Reproduce the listing below without changes, except that pictures are left out.
>>>
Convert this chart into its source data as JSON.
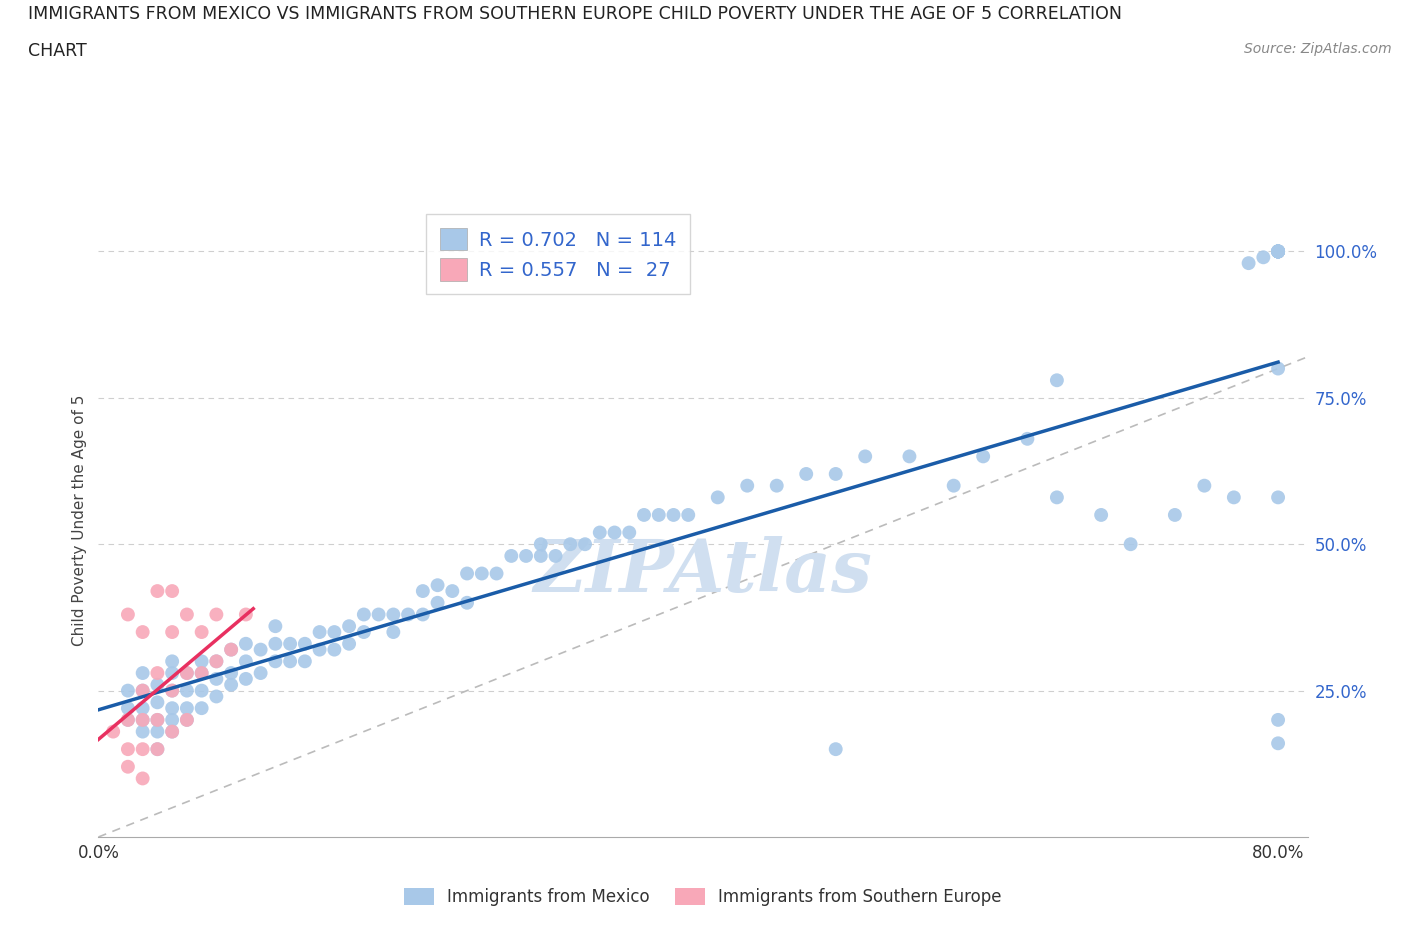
{
  "title_line1": "IMMIGRANTS FROM MEXICO VS IMMIGRANTS FROM SOUTHERN EUROPE CHILD POVERTY UNDER THE AGE OF 5 CORRELATION",
  "title_line2": "CHART",
  "source_text": "Source: ZipAtlas.com",
  "ylabel": "Child Poverty Under the Age of 5",
  "xlim": [
    0.0,
    0.82
  ],
  "ylim": [
    0.0,
    1.08
  ],
  "mexico_R": 0.702,
  "mexico_N": 114,
  "s_europe_R": 0.557,
  "s_europe_N": 27,
  "mexico_color": "#a8c8e8",
  "mexico_line_color": "#1a5ca8",
  "s_europe_color": "#f8a8b8",
  "s_europe_line_color": "#e83060",
  "tick_color": "#3366cc",
  "axis_color": "#aaaaaa",
  "grid_color": "#bbbbbb",
  "background_color": "#ffffff",
  "watermark_color": "#d0dff0",
  "mexico_x": [
    0.02,
    0.02,
    0.02,
    0.03,
    0.03,
    0.03,
    0.03,
    0.03,
    0.04,
    0.04,
    0.04,
    0.04,
    0.04,
    0.05,
    0.05,
    0.05,
    0.05,
    0.05,
    0.05,
    0.06,
    0.06,
    0.06,
    0.06,
    0.07,
    0.07,
    0.07,
    0.07,
    0.08,
    0.08,
    0.08,
    0.09,
    0.09,
    0.09,
    0.1,
    0.1,
    0.1,
    0.11,
    0.11,
    0.12,
    0.12,
    0.12,
    0.13,
    0.13,
    0.14,
    0.14,
    0.15,
    0.15,
    0.16,
    0.16,
    0.17,
    0.17,
    0.18,
    0.18,
    0.19,
    0.2,
    0.2,
    0.21,
    0.22,
    0.22,
    0.23,
    0.23,
    0.24,
    0.25,
    0.25,
    0.26,
    0.27,
    0.28,
    0.29,
    0.3,
    0.3,
    0.31,
    0.32,
    0.33,
    0.34,
    0.35,
    0.36,
    0.37,
    0.38,
    0.39,
    0.4,
    0.42,
    0.44,
    0.46,
    0.48,
    0.5,
    0.52,
    0.55,
    0.58,
    0.6,
    0.63,
    0.65,
    0.68,
    0.7,
    0.73,
    0.75,
    0.77,
    0.78,
    0.79,
    0.8,
    0.8,
    0.8,
    0.8,
    0.8,
    0.8,
    0.8,
    0.8,
    0.8,
    0.8,
    0.8,
    0.8,
    0.8,
    0.8,
    0.65,
    0.5
  ],
  "mexico_y": [
    0.2,
    0.22,
    0.25,
    0.18,
    0.2,
    0.22,
    0.25,
    0.28,
    0.15,
    0.18,
    0.2,
    0.23,
    0.26,
    0.18,
    0.2,
    0.22,
    0.25,
    0.28,
    0.3,
    0.2,
    0.22,
    0.25,
    0.28,
    0.22,
    0.25,
    0.28,
    0.3,
    0.24,
    0.27,
    0.3,
    0.26,
    0.28,
    0.32,
    0.27,
    0.3,
    0.33,
    0.28,
    0.32,
    0.3,
    0.33,
    0.36,
    0.3,
    0.33,
    0.3,
    0.33,
    0.32,
    0.35,
    0.32,
    0.35,
    0.33,
    0.36,
    0.35,
    0.38,
    0.38,
    0.35,
    0.38,
    0.38,
    0.38,
    0.42,
    0.4,
    0.43,
    0.42,
    0.4,
    0.45,
    0.45,
    0.45,
    0.48,
    0.48,
    0.48,
    0.5,
    0.48,
    0.5,
    0.5,
    0.52,
    0.52,
    0.52,
    0.55,
    0.55,
    0.55,
    0.55,
    0.58,
    0.6,
    0.6,
    0.62,
    0.62,
    0.65,
    0.65,
    0.6,
    0.65,
    0.68,
    0.58,
    0.55,
    0.5,
    0.55,
    0.6,
    0.58,
    0.98,
    0.99,
    1.0,
    1.0,
    1.0,
    1.0,
    1.0,
    1.0,
    1.0,
    1.0,
    1.0,
    1.0,
    0.8,
    0.16,
    0.2,
    0.58,
    0.78,
    0.15
  ],
  "s_europe_x": [
    0.01,
    0.02,
    0.02,
    0.02,
    0.02,
    0.03,
    0.03,
    0.03,
    0.03,
    0.03,
    0.04,
    0.04,
    0.04,
    0.04,
    0.05,
    0.05,
    0.05,
    0.05,
    0.06,
    0.06,
    0.06,
    0.07,
    0.07,
    0.08,
    0.08,
    0.09,
    0.1
  ],
  "s_europe_y": [
    0.18,
    0.12,
    0.15,
    0.2,
    0.38,
    0.1,
    0.15,
    0.2,
    0.25,
    0.35,
    0.15,
    0.2,
    0.28,
    0.42,
    0.18,
    0.25,
    0.35,
    0.42,
    0.2,
    0.28,
    0.38,
    0.28,
    0.35,
    0.3,
    0.38,
    0.32,
    0.38
  ]
}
<<<
## COMPLETE OUTPUT:
Convert this chart into its source data as JSON.
{
  "title_line1": "IMMIGRANTS FROM MEXICO VS IMMIGRANTS FROM SOUTHERN EUROPE CHILD POVERTY UNDER THE AGE OF 5 CORRELATION",
  "title_line2": "CHART",
  "source_text": "Source: ZipAtlas.com",
  "ylabel": "Child Poverty Under the Age of 5",
  "xlim": [
    0.0,
    0.82
  ],
  "ylim": [
    0.0,
    1.08
  ],
  "mexico_R": 0.702,
  "mexico_N": 114,
  "s_europe_R": 0.557,
  "s_europe_N": 27,
  "mexico_color": "#a8c8e8",
  "mexico_line_color": "#1a5ca8",
  "s_europe_color": "#f8a8b8",
  "s_europe_line_color": "#e83060",
  "tick_color": "#3366cc",
  "axis_color": "#aaaaaa",
  "grid_color": "#bbbbbb",
  "background_color": "#ffffff",
  "watermark_color": "#d0dff0",
  "mexico_x": [
    0.02,
    0.02,
    0.02,
    0.03,
    0.03,
    0.03,
    0.03,
    0.03,
    0.04,
    0.04,
    0.04,
    0.04,
    0.04,
    0.05,
    0.05,
    0.05,
    0.05,
    0.05,
    0.05,
    0.06,
    0.06,
    0.06,
    0.06,
    0.07,
    0.07,
    0.07,
    0.07,
    0.08,
    0.08,
    0.08,
    0.09,
    0.09,
    0.09,
    0.1,
    0.1,
    0.1,
    0.11,
    0.11,
    0.12,
    0.12,
    0.12,
    0.13,
    0.13,
    0.14,
    0.14,
    0.15,
    0.15,
    0.16,
    0.16,
    0.17,
    0.17,
    0.18,
    0.18,
    0.19,
    0.2,
    0.2,
    0.21,
    0.22,
    0.22,
    0.23,
    0.23,
    0.24,
    0.25,
    0.25,
    0.26,
    0.27,
    0.28,
    0.29,
    0.3,
    0.3,
    0.31,
    0.32,
    0.33,
    0.34,
    0.35,
    0.36,
    0.37,
    0.38,
    0.39,
    0.4,
    0.42,
    0.44,
    0.46,
    0.48,
    0.5,
    0.52,
    0.55,
    0.58,
    0.6,
    0.63,
    0.65,
    0.68,
    0.7,
    0.73,
    0.75,
    0.77,
    0.78,
    0.79,
    0.8,
    0.8,
    0.8,
    0.8,
    0.8,
    0.8,
    0.8,
    0.8,
    0.8,
    0.8,
    0.8,
    0.8,
    0.8,
    0.8,
    0.65,
    0.5
  ],
  "mexico_y": [
    0.2,
    0.22,
    0.25,
    0.18,
    0.2,
    0.22,
    0.25,
    0.28,
    0.15,
    0.18,
    0.2,
    0.23,
    0.26,
    0.18,
    0.2,
    0.22,
    0.25,
    0.28,
    0.3,
    0.2,
    0.22,
    0.25,
    0.28,
    0.22,
    0.25,
    0.28,
    0.3,
    0.24,
    0.27,
    0.3,
    0.26,
    0.28,
    0.32,
    0.27,
    0.3,
    0.33,
    0.28,
    0.32,
    0.3,
    0.33,
    0.36,
    0.3,
    0.33,
    0.3,
    0.33,
    0.32,
    0.35,
    0.32,
    0.35,
    0.33,
    0.36,
    0.35,
    0.38,
    0.38,
    0.35,
    0.38,
    0.38,
    0.38,
    0.42,
    0.4,
    0.43,
    0.42,
    0.4,
    0.45,
    0.45,
    0.45,
    0.48,
    0.48,
    0.48,
    0.5,
    0.48,
    0.5,
    0.5,
    0.52,
    0.52,
    0.52,
    0.55,
    0.55,
    0.55,
    0.55,
    0.58,
    0.6,
    0.6,
    0.62,
    0.62,
    0.65,
    0.65,
    0.6,
    0.65,
    0.68,
    0.58,
    0.55,
    0.5,
    0.55,
    0.6,
    0.58,
    0.98,
    0.99,
    1.0,
    1.0,
    1.0,
    1.0,
    1.0,
    1.0,
    1.0,
    1.0,
    1.0,
    1.0,
    0.8,
    0.16,
    0.2,
    0.58,
    0.78,
    0.15
  ],
  "s_europe_x": [
    0.01,
    0.02,
    0.02,
    0.02,
    0.02,
    0.03,
    0.03,
    0.03,
    0.03,
    0.03,
    0.04,
    0.04,
    0.04,
    0.04,
    0.05,
    0.05,
    0.05,
    0.05,
    0.06,
    0.06,
    0.06,
    0.07,
    0.07,
    0.08,
    0.08,
    0.09,
    0.1
  ],
  "s_europe_y": [
    0.18,
    0.12,
    0.15,
    0.2,
    0.38,
    0.1,
    0.15,
    0.2,
    0.25,
    0.35,
    0.15,
    0.2,
    0.28,
    0.42,
    0.18,
    0.25,
    0.35,
    0.42,
    0.2,
    0.28,
    0.38,
    0.28,
    0.35,
    0.3,
    0.38,
    0.32,
    0.38
  ]
}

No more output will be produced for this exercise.